## EXERCISE DIRECTIONS
Each record must be reproduced exactly as it is shown.

Extracted data entries:
• • • • • • •
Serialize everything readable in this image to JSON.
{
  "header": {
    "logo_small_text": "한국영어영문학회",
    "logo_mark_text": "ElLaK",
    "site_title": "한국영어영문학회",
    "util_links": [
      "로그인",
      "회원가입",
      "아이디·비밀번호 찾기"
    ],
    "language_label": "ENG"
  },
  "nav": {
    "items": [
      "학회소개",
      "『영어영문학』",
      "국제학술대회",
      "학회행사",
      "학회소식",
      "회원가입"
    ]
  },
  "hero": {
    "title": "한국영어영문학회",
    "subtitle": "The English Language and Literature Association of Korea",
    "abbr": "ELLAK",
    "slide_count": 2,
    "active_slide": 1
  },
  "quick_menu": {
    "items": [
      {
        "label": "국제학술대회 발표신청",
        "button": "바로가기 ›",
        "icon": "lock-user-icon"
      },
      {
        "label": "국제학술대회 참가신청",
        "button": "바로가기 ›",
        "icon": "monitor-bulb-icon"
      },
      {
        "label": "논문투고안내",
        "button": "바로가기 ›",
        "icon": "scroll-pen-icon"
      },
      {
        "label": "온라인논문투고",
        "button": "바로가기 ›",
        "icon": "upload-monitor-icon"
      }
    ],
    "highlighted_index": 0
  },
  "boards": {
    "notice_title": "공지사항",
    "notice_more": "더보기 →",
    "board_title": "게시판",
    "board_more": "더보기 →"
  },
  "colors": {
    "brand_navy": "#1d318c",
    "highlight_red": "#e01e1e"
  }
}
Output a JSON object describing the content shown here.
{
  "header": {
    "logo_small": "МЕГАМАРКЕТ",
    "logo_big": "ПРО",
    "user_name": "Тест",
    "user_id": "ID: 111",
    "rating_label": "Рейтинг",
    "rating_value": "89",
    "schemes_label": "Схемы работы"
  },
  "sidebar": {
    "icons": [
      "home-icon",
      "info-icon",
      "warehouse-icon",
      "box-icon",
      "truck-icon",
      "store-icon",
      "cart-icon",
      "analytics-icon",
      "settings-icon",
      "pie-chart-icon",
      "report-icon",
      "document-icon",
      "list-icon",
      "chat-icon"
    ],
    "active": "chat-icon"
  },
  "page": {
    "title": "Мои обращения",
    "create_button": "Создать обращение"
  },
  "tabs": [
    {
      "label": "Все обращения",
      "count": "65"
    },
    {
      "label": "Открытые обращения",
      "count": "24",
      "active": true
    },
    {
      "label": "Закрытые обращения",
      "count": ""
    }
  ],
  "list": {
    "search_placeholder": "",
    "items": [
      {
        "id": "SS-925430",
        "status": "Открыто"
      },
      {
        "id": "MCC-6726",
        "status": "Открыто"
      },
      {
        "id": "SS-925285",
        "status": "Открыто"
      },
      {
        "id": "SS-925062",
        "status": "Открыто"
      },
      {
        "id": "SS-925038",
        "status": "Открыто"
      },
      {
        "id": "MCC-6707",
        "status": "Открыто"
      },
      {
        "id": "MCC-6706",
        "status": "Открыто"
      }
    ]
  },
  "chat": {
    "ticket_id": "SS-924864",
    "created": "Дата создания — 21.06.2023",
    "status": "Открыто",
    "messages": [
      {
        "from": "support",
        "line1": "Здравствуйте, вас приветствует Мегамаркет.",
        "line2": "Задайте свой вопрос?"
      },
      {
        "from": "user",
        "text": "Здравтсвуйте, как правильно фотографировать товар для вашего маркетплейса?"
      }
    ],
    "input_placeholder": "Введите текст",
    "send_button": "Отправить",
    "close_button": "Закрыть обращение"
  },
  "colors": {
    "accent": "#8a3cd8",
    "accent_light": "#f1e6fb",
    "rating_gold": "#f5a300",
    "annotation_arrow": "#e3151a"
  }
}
• • • • • • •
## SOLUTION TO THIS EXERCISE
Serialize everything readable in this image to JSON.
{
  "header": {
    "logo_small_text": "한국영어영문학회",
    "logo_mark_text": "ElLaK",
    "site_title": "한국영어영문학회",
    "util_links": [
      "로그인",
      "회원가입",
      "아이디·비밀번호 찾기"
    ],
    "language_label": "ENG"
  },
  "nav": {
    "items": [
      "학회소개",
      "『영어영문학』",
      "국제학술대회",
      "학회행사",
      "학회소식",
      "회원가입"
    ]
  },
  "hero": {
    "title": "한국영어영문학회",
    "subtitle": "The English Language and Literature Association of Korea",
    "abbr": "ELLAK",
    "slide_count": 2,
    "active_slide": 1
  },
  "quick_menu": {
    "items": [
      {
        "label": "국제학술대회 발표신청",
        "button": "바로가기 ›",
        "icon": "lock-user-icon"
      },
      {
        "label": "국제학술대회 참가신청",
        "button": "바로가기 ›",
        "icon": "monitor-bulb-icon"
      },
      {
        "label": "논문투고안내",
        "button": "바로가기 ›",
        "icon": "scroll-pen-icon"
      },
      {
        "label": "온라인논문투고",
        "button": "바로가기 ›",
        "icon": "upload-monitor-icon"
      }
    ],
    "highlighted_index": 0
  },
  "boards": {
    "notice_title": "공지사항",
    "notice_more": "더보기 →",
    "board_title": "게시판",
    "board_more": "더보기 →"
  },
  "colors": {
    "brand_navy": "#1d318c",
    "highlight_red": "#e01e1e"
  }
}
Output a JSON object describing the content shown here.
{
  "header": {
    "logo_small": "МЕГАМАРКЕТ",
    "logo_big": "ПРО",
    "user_name": "Тест",
    "user_id": "ID: 111",
    "rating_label": "Рейтинг",
    "rating_value": "89",
    "schemes_label": "Схемы работы"
  },
  "sidebar": {
    "icons": [
      "home-icon",
      "info-icon",
      "warehouse-icon",
      "box-icon",
      "truck-icon",
      "store-icon",
      "cart-icon",
      "analytics-icon",
      "settings-icon",
      "pie-chart-icon",
      "report-icon",
      "document-icon",
      "list-icon",
      "chat-icon"
    ],
    "active": "chat-icon"
  },
  "page": {
    "title": "Мои обращения",
    "create_button": "Создать обращение"
  },
  "tabs": [
    {
      "label": "Все обращения",
      "count": "65"
    },
    {
      "label": "Открытые обращения",
      "count": "24",
      "active": true
    },
    {
      "label": "Закрытые обращения",
      "count": ""
    }
  ],
  "list": {
    "search_placeholder": "",
    "items": [
      {
        "id": "SS-925430",
        "status": "Открыто"
      },
      {
        "id": "MCC-6726",
        "status": "Открыто"
      },
      {
        "id": "SS-925285",
        "status": "Открыто"
      },
      {
        "id": "SS-925062",
        "status": "Открыто"
      },
      {
        "id": "SS-925038",
        "status": "Открыто"
      },
      {
        "id": "MCC-6707",
        "status": "Открыто"
      },
      {
        "id": "MCC-6706",
        "status": "Открыто"
      }
    ]
  },
  "chat": {
    "ticket_id": "SS-924864",
    "created": "Дата создания — 21.06.2023",
    "status": "Открыто",
    "messages": [
      {
        "from": "support",
        "line1": "Здравствуйте, вас приветствует Мегамаркет.",
        "line2": "Задайте свой вопрос?"
      },
      {
        "from": "user",
        "text": "Здравтсвуйте, как правильно фотографировать товар для вашего маркетплейса?"
      }
    ],
    "input_placeholder": "Введите текст",
    "send_button": "Отправить",
    "close_button": "Закрыть обращение"
  },
  "colors": {
    "accent": "#8a3cd8",
    "accent_light": "#f1e6fb",
    "rating_gold": "#f5a300",
    "annotation_arrow": "#e3151a"
  }
}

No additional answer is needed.